[Texto selecionado]
Há o exemplo de Osho,
que foi um asceta obsessivo durante anos, que se conforma a um programa de
práticas extremamente severas, segundo uma regularidade estrita.
Um dia, constatando
que isso a nada conduzia, ele parou tudo, e pôs-se a fazer a graça matinal, a
beber cerveja e a comer não importa o quê.
E, ao fim de uma
semana, ele conheceu a Liberação.
Tony Parsons, também,
que viveu três anos no ashram de Osho,
afirma que sua Liberação nada tem a ver com sua vida de buscador.
Portanto, nenhuma
relação direta, mas poder-se-ia pensar que essa intensidade havia conduzido a
um estado de «preparação»...
Os
exemplos que você dá ilustram, perfeitamente, que, se se está instalado há
demasiado tempo em um hábito, é preciso mudar algo, mesmo se se esteja
habituado a uma vida de asceta, com a crença de que isso vai conduzir-nos à
Liberação – e não é a vida ascética, em si mesma, que coloca problema, nada
coloca problema – mas o que é interessante é a mudança, ao nível da
consciência.
Pode-se
supor que o fato de abandonar, após anos de ascese, provocou um desarranjo que
abriu um espaço no interior e, sem esse desarranjo, esse movimento no interior,
não há espaço.
É
a ilustração perfeita do deslocamento da consciência de que eu falei há pouco.
E, depois, há,
também, aqueles para quem a Liberação chega descendo de um trem, ou na idade de
dezesseis anos, como Ramana Maharshi.

[O que produzir] Dê continuidade ao texto acima sobre a Liberação e a vida ascética, prosseguindo a partir da menção a Ramana Maharshi.

[Extrato de dados]

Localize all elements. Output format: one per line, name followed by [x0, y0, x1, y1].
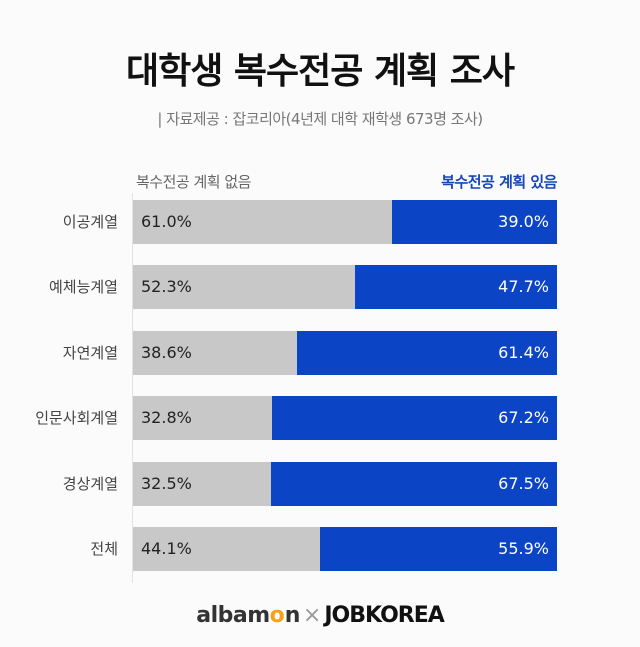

[Resposta esperada]
Isso
se junta, também, ao que eu disse anteriormente, é que a primeira coisa que
chega é a constatação de que: «É isso? É tão simples!».
É
muito, muito, muito simples!
Eu
estava sentado no sofá e disse a mim mesmo: «Por que ninguém disse que era tão
simples?!».
Portanto,
essa não é uma longa história, mas é essa consciência que cria um movimento.
Em
minha vivência, isso passou por esse objetivo de atingir a Verdade, mas, para
outros, pode ser o fato de viver uma EQM [experiência de quase morte] e dar-se
conta de que algo mais existe e descobrir o que há por trás.
Pouco
importa o que cria o desarranjo, mas a consciência apenas pode ser reconhecida
quando de um movimento da consciência.
Portanto,
se ela está fixa na mesma crença, no mesmo funcionamento, no mesmo dogma,
qualquer que seja, ela não poderá ser reconhecida.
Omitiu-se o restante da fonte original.